**WHAT IS ASKED:** Reproduce all the lines exactly as they stand, apart from the pictures.

Extracted records
☆ ☆ ☆ ☆ ☆

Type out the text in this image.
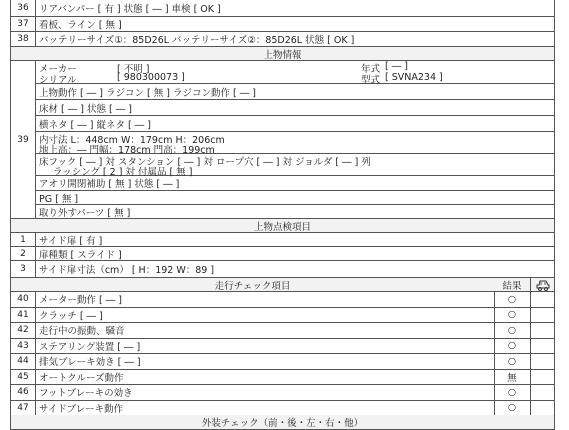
36	リアバンパー [ 有 ] 状態 [ ― ] 車検 [ OK ]
37	看板、ライン [ 無 ]
38	バッテリーサイズ①：85D26L バッテリーサイズ②：85D26L 状態 [ OK ]
上物情報
39
メーカー	[ 不明 ]	年式 [ ― ]
シリアル	[ 980300073 ]	型式 [ SVNA234 ]
上物動作 [ ― ] ラジコン [ 無 ] ラジコン動作 [ ― ]
床材 [ ― ] 状態 [ ― ]
横ネタ [ ― ] 縦ネタ [ ― ]
内寸法 L：448cm W：179cm H：206cm
地上高：― 門幅：178cm 門高：199cm
床フック [ ― ] 対 スタンション [ ― ] 対 ロープ穴 [ ― ] 対 ジョルダ [ ― ] 列
ラッシング [ 2 ] 対 付属品 [ 無 ]
アオリ開閉補助 [ 無 ] 状態 [ ― ]
PG [ 無 ]
取り外すパーツ [ 無 ]
上物点検項目
1	サイド扉 [ 有 ]
2	扉種類 [ スライド ]
3	サイド扉寸法（cm） [ H：192 W：89 ]
走行チェック項目	結果
40	メーター動作 [ ― ]	○
41	クラッチ [ ― ]	○
42	走行中の振動、騒音	○
43	ステアリング装置 [ ― ]	○
44	排気ブレーキ効き [ ― ]	○
45	オートクルーズ動作	無
46	フットブレーキの効き	○
47	サイドブレーキ動作	○
外装チェック（前・後・左・右・他）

☆ ☆ ☆ ☆ ☆

**CORRECT RESULT:**
Type out the text in this image.
36	リアバンパー [ 有 ] 状態 [ ― ] 車検 [ OK ]
37	看板、ライン [ 無 ]
38	バッテリーサイズ①：85D26L バッテリーサイズ②：85D26L 状態 [ OK ]
上物情報
39
メーカー	[ 不明 ]	年式 [ ― ]
シリアル	[ 980300073 ]	型式 [ SVNA234 ]
上物動作 [ ― ] ラジコン [ 無 ] ラジコン動作 [ ― ]
床材 [ ― ] 状態 [ ― ]
横ネタ [ ― ] 縦ネタ [ ― ]
内寸法 L：448cm W：179cm H：206cm
地上高：― 門幅：178cm 門高：199cm
床フック [ ― ] 対 スタンション [ ― ] 対 ロープ穴 [ ― ] 対 ジョルダ [ ― ] 列
ラッシング [ 2 ] 対 付属品 [ 無 ]
アオリ開閉補助 [ 無 ] 状態 [ ― ]
PG [ 無 ]
取り外すパーツ [ 無 ]
上物点検項目
1	サイド扉 [ 有 ]
2	扉種類 [ スライド ]
3	サイド扉寸法（cm） [ H：192 W：89 ]
走行チェック項目	結果
40	メーター動作 [ ― ]	○
41	クラッチ [ ― ]	○
42	走行中の振動、騒音	○
43	ステアリング装置 [ ― ]	○
44	排気ブレーキ効き [ ― ]	○
45	オートクルーズ動作	無
46	フットブレーキの効き	○
47	サイドブレーキ動作	○
外装チェック（前・後・左・右・他）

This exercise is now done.